>>
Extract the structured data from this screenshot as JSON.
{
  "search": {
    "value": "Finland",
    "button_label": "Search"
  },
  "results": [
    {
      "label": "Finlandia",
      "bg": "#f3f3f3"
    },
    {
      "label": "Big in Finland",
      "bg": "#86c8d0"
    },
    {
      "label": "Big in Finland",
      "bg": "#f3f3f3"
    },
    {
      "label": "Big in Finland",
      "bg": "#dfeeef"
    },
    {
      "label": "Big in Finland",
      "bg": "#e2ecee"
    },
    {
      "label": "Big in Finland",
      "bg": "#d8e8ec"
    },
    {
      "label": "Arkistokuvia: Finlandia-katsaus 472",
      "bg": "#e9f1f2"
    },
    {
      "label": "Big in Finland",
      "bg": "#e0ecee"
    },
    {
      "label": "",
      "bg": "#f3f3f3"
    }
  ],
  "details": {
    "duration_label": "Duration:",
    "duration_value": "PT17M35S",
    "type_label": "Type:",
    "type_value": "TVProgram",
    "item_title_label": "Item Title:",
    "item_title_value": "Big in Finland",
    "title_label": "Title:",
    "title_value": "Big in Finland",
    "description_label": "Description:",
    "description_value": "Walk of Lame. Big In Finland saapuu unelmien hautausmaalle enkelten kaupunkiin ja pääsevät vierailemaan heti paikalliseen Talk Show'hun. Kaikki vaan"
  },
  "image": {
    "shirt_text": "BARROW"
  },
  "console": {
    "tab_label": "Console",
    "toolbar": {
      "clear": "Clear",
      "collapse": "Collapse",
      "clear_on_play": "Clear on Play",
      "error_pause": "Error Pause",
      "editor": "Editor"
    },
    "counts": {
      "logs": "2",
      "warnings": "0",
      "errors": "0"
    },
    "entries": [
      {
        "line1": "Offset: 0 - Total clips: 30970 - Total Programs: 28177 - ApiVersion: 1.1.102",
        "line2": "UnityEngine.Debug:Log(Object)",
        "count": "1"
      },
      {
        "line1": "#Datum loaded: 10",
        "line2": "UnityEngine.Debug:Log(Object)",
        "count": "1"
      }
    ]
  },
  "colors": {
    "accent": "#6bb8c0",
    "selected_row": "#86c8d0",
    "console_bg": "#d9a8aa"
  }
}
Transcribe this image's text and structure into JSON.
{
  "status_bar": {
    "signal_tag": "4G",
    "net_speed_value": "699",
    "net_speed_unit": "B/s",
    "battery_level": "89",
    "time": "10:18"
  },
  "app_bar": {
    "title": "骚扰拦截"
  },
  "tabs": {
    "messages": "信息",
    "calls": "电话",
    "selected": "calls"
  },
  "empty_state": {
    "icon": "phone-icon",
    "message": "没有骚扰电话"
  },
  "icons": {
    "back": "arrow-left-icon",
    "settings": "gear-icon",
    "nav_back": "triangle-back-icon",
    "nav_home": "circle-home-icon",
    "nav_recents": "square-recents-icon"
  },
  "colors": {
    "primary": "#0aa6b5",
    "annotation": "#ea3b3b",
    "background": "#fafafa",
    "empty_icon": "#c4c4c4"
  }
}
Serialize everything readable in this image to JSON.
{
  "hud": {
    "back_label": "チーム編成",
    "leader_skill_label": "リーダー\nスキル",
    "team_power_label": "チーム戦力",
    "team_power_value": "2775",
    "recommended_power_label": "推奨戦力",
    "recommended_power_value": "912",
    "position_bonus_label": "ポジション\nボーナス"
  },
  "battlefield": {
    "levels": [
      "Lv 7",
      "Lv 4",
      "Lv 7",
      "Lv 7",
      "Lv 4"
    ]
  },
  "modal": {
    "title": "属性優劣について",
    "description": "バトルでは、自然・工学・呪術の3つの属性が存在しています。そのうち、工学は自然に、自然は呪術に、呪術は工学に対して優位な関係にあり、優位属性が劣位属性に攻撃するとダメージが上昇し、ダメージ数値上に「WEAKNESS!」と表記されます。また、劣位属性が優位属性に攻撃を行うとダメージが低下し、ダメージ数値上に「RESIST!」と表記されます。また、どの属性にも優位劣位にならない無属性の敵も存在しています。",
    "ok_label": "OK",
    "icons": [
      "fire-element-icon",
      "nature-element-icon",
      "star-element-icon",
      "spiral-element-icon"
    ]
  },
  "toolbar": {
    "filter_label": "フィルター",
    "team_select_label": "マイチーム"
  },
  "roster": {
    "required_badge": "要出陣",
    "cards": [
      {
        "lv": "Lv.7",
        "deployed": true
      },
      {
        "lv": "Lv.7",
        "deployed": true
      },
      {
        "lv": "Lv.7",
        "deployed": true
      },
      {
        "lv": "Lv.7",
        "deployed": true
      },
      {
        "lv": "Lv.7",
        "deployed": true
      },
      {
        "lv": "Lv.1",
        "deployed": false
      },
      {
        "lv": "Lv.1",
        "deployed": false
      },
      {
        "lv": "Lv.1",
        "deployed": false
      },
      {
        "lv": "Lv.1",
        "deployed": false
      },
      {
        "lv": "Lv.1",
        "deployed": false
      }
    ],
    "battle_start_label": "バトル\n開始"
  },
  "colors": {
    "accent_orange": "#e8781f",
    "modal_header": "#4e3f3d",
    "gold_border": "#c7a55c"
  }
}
<<
▸ Instructions to follow
From the records above, report the count of lines containing "element" and nothing more.

▸ Task solution
4